§ Short exercise:
What is needed here is an exact copy of every entry.

Data items:
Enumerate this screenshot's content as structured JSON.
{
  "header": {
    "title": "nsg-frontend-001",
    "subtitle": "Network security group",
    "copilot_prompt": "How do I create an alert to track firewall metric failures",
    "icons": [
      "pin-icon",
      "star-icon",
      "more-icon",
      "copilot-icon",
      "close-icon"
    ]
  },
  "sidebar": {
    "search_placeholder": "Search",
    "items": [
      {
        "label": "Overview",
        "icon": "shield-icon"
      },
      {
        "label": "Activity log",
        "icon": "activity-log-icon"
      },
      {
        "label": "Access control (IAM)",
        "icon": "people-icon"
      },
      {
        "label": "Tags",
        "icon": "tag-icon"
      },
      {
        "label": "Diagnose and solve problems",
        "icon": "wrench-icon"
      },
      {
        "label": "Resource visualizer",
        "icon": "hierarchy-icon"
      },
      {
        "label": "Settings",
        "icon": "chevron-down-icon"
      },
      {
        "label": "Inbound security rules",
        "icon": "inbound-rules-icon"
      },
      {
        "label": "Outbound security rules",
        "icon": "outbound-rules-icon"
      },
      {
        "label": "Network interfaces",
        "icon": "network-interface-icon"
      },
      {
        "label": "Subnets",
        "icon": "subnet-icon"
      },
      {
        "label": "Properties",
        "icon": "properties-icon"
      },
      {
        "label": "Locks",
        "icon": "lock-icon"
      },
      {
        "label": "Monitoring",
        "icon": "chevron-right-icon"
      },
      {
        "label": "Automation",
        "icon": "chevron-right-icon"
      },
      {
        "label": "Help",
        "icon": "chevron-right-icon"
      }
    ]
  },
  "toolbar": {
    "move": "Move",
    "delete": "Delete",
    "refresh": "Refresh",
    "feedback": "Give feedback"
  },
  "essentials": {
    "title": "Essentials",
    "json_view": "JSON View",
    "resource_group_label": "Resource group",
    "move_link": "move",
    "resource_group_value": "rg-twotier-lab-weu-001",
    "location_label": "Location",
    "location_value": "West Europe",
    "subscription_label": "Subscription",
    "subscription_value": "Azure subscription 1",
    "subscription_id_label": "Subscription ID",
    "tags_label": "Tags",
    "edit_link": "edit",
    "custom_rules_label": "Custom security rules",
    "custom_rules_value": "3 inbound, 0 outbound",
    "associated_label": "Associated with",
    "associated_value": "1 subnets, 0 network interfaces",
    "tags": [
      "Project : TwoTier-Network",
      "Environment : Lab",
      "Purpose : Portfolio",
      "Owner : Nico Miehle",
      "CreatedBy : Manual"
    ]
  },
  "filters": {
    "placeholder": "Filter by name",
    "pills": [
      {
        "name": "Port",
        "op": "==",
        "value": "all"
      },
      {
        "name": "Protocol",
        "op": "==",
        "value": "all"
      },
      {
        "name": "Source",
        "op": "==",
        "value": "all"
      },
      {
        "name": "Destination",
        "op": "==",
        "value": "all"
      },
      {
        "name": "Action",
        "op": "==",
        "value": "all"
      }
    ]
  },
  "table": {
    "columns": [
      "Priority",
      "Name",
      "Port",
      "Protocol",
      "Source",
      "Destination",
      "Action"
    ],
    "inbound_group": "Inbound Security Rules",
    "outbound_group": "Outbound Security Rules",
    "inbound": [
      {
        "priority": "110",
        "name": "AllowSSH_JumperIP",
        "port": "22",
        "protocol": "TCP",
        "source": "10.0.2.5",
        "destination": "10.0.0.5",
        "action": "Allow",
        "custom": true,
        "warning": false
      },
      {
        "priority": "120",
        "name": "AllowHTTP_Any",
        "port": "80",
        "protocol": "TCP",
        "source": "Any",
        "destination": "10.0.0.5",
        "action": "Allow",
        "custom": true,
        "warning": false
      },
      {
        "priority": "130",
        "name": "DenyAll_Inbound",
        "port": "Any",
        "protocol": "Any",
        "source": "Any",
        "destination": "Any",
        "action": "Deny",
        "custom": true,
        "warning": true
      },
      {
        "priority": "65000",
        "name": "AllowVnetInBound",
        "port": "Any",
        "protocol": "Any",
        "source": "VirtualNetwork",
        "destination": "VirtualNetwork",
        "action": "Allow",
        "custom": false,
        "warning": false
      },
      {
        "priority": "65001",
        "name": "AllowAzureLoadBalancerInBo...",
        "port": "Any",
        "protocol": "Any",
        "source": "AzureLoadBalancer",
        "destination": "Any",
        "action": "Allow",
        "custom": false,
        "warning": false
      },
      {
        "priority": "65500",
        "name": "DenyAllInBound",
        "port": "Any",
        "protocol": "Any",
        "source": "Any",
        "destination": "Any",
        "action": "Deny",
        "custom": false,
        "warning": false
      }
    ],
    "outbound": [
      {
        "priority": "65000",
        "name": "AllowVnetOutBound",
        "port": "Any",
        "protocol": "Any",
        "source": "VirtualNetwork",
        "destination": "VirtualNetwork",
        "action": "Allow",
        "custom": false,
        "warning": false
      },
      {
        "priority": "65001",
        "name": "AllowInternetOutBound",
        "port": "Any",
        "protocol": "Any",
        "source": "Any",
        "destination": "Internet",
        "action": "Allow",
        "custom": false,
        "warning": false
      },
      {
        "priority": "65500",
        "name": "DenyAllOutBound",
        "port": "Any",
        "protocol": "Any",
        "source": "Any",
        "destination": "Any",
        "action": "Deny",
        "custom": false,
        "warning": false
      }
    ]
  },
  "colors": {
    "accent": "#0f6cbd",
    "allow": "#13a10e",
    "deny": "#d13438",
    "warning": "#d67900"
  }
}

§ Expected answer:
Enumerate this screenshot's content as structured JSON.
{
  "header": {
    "title": "nsg-frontend-001",
    "subtitle": "Network security group",
    "copilot_prompt": "How do I create an alert to track firewall metric failures",
    "icons": [
      "pin-icon",
      "star-icon",
      "more-icon",
      "copilot-icon",
      "close-icon"
    ]
  },
  "sidebar": {
    "search_placeholder": "Search",
    "items": [
      {
        "label": "Overview",
        "icon": "shield-icon"
      },
      {
        "label": "Activity log",
        "icon": "activity-log-icon"
      },
      {
        "label": "Access control (IAM)",
        "icon": "people-icon"
      },
      {
        "label": "Tags",
        "icon": "tag-icon"
      },
      {
        "label": "Diagnose and solve problems",
        "icon": "wrench-icon"
      },
      {
        "label": "Resource visualizer",
        "icon": "hierarchy-icon"
      },
      {
        "label": "Settings",
        "icon": "chevron-down-icon"
      },
      {
        "label": "Inbound security rules",
        "icon": "inbound-rules-icon"
      },
      {
        "label": "Outbound security rules",
        "icon": "outbound-rules-icon"
      },
      {
        "label": "Network interfaces",
        "icon": "network-interface-icon"
      },
      {
        "label": "Subnets",
        "icon": "subnet-icon"
      },
      {
        "label": "Properties",
        "icon": "properties-icon"
      },
      {
        "label": "Locks",
        "icon": "lock-icon"
      },
      {
        "label": "Monitoring",
        "icon": "chevron-right-icon"
      },
      {
        "label": "Automation",
        "icon": "chevron-right-icon"
      },
      {
        "label": "Help",
        "icon": "chevron-right-icon"
      }
    ]
  },
  "toolbar": {
    "move": "Move",
    "delete": "Delete",
    "refresh": "Refresh",
    "feedback": "Give feedback"
  },
  "essentials": {
    "title": "Essentials",
    "json_view": "JSON View",
    "resource_group_label": "Resource group",
    "move_link": "move",
    "resource_group_value": "rg-twotier-lab-weu-001",
    "location_label": "Location",
    "location_value": "West Europe",
    "subscription_label": "Subscription",
    "subscription_value": "Azure subscription 1",
    "subscription_id_label": "Subscription ID",
    "tags_label": "Tags",
    "edit_link": "edit",
    "custom_rules_label": "Custom security rules",
    "custom_rules_value": "3 inbound, 0 outbound",
    "associated_label": "Associated with",
    "associated_value": "1 subnets, 0 network interfaces",
    "tags": [
      "Project : TwoTier-Network",
      "Environment : Lab",
      "Purpose : Portfolio",
      "Owner : Nico Miehle",
      "CreatedBy : Manual"
    ]
  },
  "filters": {
    "placeholder": "Filter by name",
    "pills": [
      {
        "name": "Port",
        "op": "==",
        "value": "all"
      },
      {
        "name": "Protocol",
        "op": "==",
        "value": "all"
      },
      {
        "name": "Source",
        "op": "==",
        "value": "all"
      },
      {
        "name": "Destination",
        "op": "==",
        "value": "all"
      },
      {
        "name": "Action",
        "op": "==",
        "value": "all"
      }
    ]
  },
  "table": {
    "columns": [
      "Priority",
      "Name",
      "Port",
      "Protocol",
      "Source",
      "Destination",
      "Action"
    ],
    "inbound_group": "Inbound Security Rules",
    "outbound_group": "Outbound Security Rules",
    "inbound": [
      {
        "priority": "110",
        "name": "AllowSSH_JumperIP",
        "port": "22",
        "protocol": "TCP",
        "source": "10.0.2.5",
        "destination": "10.0.0.5",
        "action": "Allow",
        "custom": true,
        "warning": false
      },
      {
        "priority": "120",
        "name": "AllowHTTP_Any",
        "port": "80",
        "protocol": "TCP",
        "source": "Any",
        "destination": "10.0.0.5",
        "action": "Allow",
        "custom": true,
        "warning": false
      },
      {
        "priority": "130",
        "name": "DenyAll_Inbound",
        "port": "Any",
        "protocol": "Any",
        "source": "Any",
        "destination": "Any",
        "action": "Deny",
        "custom": true,
        "warning": true
      },
      {
        "priority": "65000",
        "name": "AllowVnetInBound",
        "port": "Any",
        "protocol": "Any",
        "source": "VirtualNetwork",
        "destination": "VirtualNetwork",
        "action": "Allow",
        "custom": false,
        "warning": false
      },
      {
        "priority": "65001",
        "name": "AllowAzureLoadBalancerInBo...",
        "port": "Any",
        "protocol": "Any",
        "source": "AzureLoadBalancer",
        "destination": "Any",
        "action": "Allow",
        "custom": false,
        "warning": false
      },
      {
        "priority": "65500",
        "name": "DenyAllInBound",
        "port": "Any",
        "protocol": "Any",
        "source": "Any",
        "destination": "Any",
        "action": "Deny",
        "custom": false,
        "warning": false
      }
    ],
    "outbound": [
      {
        "priority": "65000",
        "name": "AllowVnetOutBound",
        "port": "Any",
        "protocol": "Any",
        "source": "VirtualNetwork",
        "destination": "VirtualNetwork",
        "action": "Allow",
        "custom": false,
        "warning": false
      },
      {
        "priority": "65001",
        "name": "AllowInternetOutBound",
        "port": "Any",
        "protocol": "Any",
        "source": "Any",
        "destination": "Internet",
        "action": "Allow",
        "custom": false,
        "warning": false
      },
      {
        "priority": "65500",
        "name": "DenyAllOutBound",
        "port": "Any",
        "protocol": "Any",
        "source": "Any",
        "destination": "Any",
        "action": "Deny",
        "custom": false,
        "warning": false
      }
    ]
  },
  "colors": {
    "accent": "#0f6cbd",
    "allow": "#13a10e",
    "deny": "#d13438",
    "warning": "#d67900"
  }
}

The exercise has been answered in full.